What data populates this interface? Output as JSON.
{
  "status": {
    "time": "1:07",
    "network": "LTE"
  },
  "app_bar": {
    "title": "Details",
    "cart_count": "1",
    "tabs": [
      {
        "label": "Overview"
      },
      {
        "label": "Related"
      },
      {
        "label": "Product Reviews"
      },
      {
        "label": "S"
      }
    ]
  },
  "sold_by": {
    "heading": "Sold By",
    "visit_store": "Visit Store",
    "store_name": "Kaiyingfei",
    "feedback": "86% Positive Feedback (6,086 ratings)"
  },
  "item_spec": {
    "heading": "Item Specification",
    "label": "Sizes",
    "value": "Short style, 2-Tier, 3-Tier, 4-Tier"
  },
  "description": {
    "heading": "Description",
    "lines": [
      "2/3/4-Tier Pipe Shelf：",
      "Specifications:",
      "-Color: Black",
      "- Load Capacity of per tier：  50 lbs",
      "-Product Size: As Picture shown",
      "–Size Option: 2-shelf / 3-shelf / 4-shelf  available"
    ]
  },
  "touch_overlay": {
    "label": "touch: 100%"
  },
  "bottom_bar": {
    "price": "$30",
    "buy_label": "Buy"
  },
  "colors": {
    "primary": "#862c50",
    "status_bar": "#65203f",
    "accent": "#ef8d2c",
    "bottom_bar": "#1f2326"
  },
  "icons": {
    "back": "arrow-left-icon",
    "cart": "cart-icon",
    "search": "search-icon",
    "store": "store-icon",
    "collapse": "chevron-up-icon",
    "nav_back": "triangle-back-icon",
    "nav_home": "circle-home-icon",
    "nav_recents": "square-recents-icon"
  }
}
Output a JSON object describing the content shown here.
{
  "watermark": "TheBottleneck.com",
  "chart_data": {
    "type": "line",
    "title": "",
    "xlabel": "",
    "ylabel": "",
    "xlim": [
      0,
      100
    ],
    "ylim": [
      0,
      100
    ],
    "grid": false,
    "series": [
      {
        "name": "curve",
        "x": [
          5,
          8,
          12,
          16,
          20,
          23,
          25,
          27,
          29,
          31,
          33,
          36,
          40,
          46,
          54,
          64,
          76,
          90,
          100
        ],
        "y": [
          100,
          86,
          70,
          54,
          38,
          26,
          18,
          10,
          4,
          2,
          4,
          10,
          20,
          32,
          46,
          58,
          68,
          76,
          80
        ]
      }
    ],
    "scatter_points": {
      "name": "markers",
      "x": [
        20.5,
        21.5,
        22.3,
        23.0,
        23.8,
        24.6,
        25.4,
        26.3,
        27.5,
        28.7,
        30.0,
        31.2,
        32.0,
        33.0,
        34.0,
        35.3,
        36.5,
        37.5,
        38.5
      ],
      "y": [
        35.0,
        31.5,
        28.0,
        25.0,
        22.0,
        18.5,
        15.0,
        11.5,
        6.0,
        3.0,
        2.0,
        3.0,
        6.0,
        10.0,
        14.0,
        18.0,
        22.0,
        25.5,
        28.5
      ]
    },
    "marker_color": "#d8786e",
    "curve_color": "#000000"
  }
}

WRITTEN EXERCISE: Repeat each entry word for word.

RIGHT ANSWER:
What data populates this interface? Output as JSON.
{
  "status": {
    "time": "1:07",
    "network": "LTE"
  },
  "app_bar": {
    "title": "Details",
    "cart_count": "1",
    "tabs": [
      {
        "label": "Overview"
      },
      {
        "label": "Related"
      },
      {
        "label": "Product Reviews"
      },
      {
        "label": "S"
      }
    ]
  },
  "sold_by": {
    "heading": "Sold By",
    "visit_store": "Visit Store",
    "store_name": "Kaiyingfei",
    "feedback": "86% Positive Feedback (6,086 ratings)"
  },
  "item_spec": {
    "heading": "Item Specification",
    "label": "Sizes",
    "value": "Short style, 2-Tier, 3-Tier, 4-Tier"
  },
  "description": {
    "heading": "Description",
    "lines": [
      "2/3/4-Tier Pipe Shelf：",
      "Specifications:",
      "-Color: Black",
      "- Load Capacity of per tier：  50 lbs",
      "-Product Size: As Picture shown",
      "–Size Option: 2-shelf / 3-shelf / 4-shelf  available"
    ]
  },
  "touch_overlay": {
    "label": "touch: 100%"
  },
  "bottom_bar": {
    "price": "$30",
    "buy_label": "Buy"
  },
  "colors": {
    "primary": "#862c50",
    "status_bar": "#65203f",
    "accent": "#ef8d2c",
    "bottom_bar": "#1f2326"
  },
  "icons": {
    "back": "arrow-left-icon",
    "cart": "cart-icon",
    "search": "search-icon",
    "store": "store-icon",
    "collapse": "chevron-up-icon",
    "nav_back": "triangle-back-icon",
    "nav_home": "circle-home-icon",
    "nav_recents": "square-recents-icon"
  }
}
Output a JSON object describing the content shown here.
{
  "watermark": "TheBottleneck.com",
  "chart_data": {
    "type": "line",
    "title": "",
    "xlabel": "",
    "ylabel": "",
    "xlim": [
      0,
      100
    ],
    "ylim": [
      0,
      100
    ],
    "grid": false,
    "series": [
      {
        "name": "curve",
        "x": [
          5,
          8,
          12,
          16,
          20,
          23,
          25,
          27,
          29,
          31,
          33,
          36,
          40,
          46,
          54,
          64,
          76,
          90,
          100
        ],
        "y": [
          100,
          86,
          70,
          54,
          38,
          26,
          18,
          10,
          4,
          2,
          4,
          10,
          20,
          32,
          46,
          58,
          68,
          76,
          80
        ]
      }
    ],
    "scatter_points": {
      "name": "markers",
      "x": [
        20.5,
        21.5,
        22.3,
        23.0,
        23.8,
        24.6,
        25.4,
        26.3,
        27.5,
        28.7,
        30.0,
        31.2,
        32.0,
        33.0,
        34.0,
        35.3,
        36.5,
        37.5,
        38.5
      ],
      "y": [
        35.0,
        31.5,
        28.0,
        25.0,
        22.0,
        18.5,
        15.0,
        11.5,
        6.0,
        3.0,
        2.0,
        3.0,
        6.0,
        10.0,
        14.0,
        18.0,
        22.0,
        25.5,
        28.5
      ]
    },
    "marker_color": "#d8786e",
    "curve_color": "#000000"
  }
}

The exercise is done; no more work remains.